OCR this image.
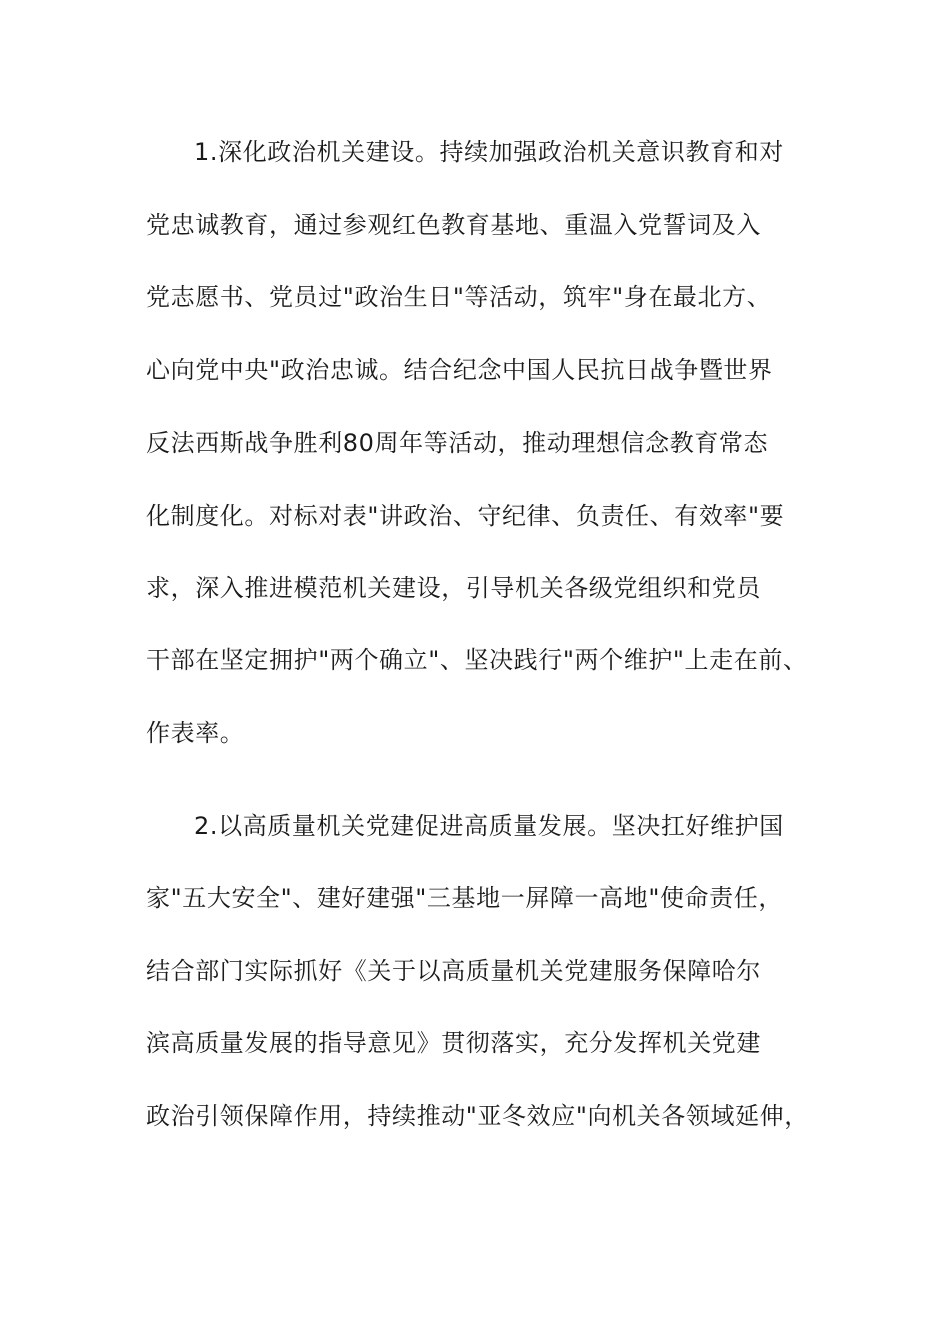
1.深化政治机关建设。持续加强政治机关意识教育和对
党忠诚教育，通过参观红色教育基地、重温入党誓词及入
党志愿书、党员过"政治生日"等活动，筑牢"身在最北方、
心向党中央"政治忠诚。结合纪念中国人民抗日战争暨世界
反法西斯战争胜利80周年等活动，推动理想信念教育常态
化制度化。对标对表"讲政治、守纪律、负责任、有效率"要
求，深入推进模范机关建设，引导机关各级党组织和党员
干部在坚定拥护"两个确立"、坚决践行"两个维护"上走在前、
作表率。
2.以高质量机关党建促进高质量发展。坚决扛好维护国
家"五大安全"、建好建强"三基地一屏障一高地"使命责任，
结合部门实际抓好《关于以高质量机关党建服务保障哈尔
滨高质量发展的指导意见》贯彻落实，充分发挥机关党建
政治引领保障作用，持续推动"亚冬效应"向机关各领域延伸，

---

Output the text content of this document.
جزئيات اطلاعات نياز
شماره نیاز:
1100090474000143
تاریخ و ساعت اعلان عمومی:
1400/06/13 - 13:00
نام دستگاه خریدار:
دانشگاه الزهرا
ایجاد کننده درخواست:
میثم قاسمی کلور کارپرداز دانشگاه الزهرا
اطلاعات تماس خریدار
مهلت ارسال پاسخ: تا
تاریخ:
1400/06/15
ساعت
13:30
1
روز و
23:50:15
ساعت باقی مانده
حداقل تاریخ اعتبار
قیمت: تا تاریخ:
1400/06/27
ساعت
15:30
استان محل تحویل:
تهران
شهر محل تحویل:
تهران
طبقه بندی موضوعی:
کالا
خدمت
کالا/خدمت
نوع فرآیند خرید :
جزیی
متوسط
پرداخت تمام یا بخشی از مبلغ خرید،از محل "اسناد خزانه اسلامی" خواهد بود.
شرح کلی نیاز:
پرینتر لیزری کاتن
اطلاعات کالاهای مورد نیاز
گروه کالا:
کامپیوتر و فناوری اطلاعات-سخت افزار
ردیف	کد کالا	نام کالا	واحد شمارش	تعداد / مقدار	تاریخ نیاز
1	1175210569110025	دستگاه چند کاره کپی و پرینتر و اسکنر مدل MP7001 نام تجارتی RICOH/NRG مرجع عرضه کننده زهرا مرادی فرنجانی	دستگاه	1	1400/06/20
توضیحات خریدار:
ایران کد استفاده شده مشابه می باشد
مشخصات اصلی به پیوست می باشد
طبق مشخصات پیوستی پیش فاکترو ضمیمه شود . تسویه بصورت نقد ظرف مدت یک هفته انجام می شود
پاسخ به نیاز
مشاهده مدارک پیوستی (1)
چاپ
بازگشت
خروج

■ DO THIS
Count the lines above that contain the word "اطلاعات". Give only the number.

■ ANSWER TO THIS PROBLEM
4